### TASK REQUIREMENTS:
Please copy every line of the records below that holds the word "Equifax".
--- start RECORDED INFORMATION ---
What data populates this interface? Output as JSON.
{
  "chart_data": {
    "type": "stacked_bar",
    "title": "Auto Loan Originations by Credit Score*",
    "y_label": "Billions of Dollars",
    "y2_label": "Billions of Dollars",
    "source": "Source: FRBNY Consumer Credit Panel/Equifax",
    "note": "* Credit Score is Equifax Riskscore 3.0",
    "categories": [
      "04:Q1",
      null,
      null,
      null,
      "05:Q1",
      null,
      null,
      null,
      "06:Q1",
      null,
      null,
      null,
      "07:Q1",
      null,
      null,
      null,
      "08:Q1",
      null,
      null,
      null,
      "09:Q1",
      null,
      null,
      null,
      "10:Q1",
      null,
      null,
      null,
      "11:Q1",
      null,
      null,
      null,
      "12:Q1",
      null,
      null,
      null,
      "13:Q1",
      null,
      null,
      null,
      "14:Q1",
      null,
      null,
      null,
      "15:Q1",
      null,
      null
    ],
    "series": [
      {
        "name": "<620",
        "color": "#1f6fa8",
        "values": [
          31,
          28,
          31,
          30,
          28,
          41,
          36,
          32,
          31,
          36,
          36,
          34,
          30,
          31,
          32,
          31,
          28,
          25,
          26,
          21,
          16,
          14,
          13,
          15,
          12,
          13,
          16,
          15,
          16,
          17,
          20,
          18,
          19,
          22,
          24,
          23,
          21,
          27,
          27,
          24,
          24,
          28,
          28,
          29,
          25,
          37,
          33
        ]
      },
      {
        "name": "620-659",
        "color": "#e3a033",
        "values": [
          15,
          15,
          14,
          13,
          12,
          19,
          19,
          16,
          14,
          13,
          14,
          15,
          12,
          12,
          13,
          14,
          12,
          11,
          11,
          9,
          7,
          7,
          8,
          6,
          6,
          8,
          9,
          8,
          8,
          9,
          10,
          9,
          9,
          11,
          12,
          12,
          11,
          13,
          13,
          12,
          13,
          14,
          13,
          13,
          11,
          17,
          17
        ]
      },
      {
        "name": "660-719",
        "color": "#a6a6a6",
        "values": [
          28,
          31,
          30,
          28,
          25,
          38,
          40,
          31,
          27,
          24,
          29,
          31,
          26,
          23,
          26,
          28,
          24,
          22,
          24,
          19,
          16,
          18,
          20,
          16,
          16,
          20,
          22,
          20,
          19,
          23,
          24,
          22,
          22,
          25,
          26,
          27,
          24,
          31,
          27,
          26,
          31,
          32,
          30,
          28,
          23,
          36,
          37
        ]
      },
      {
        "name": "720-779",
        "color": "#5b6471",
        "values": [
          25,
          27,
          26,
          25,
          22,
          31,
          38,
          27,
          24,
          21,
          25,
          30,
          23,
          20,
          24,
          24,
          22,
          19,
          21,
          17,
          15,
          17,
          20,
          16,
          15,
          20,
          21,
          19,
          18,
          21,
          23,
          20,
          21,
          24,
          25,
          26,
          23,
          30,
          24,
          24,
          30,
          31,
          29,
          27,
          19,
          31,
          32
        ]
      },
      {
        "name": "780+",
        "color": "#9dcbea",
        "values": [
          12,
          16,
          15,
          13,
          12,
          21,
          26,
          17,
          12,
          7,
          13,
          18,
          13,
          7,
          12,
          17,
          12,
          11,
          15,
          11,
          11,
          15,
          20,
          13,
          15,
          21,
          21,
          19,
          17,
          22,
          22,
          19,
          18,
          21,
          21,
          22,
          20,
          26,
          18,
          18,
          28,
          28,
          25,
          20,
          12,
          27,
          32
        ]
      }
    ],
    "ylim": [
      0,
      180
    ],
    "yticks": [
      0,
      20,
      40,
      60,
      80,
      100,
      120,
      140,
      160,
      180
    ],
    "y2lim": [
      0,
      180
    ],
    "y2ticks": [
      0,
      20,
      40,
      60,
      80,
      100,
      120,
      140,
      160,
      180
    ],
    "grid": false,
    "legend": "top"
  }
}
--- end RECORDED INFORMATION ---
### FINISHED ANSWER:
    "source": "Source: FRBNY Consumer Credit Panel/Equifax",
    "note": "* Credit Score is Equifax Riskscore 3.0",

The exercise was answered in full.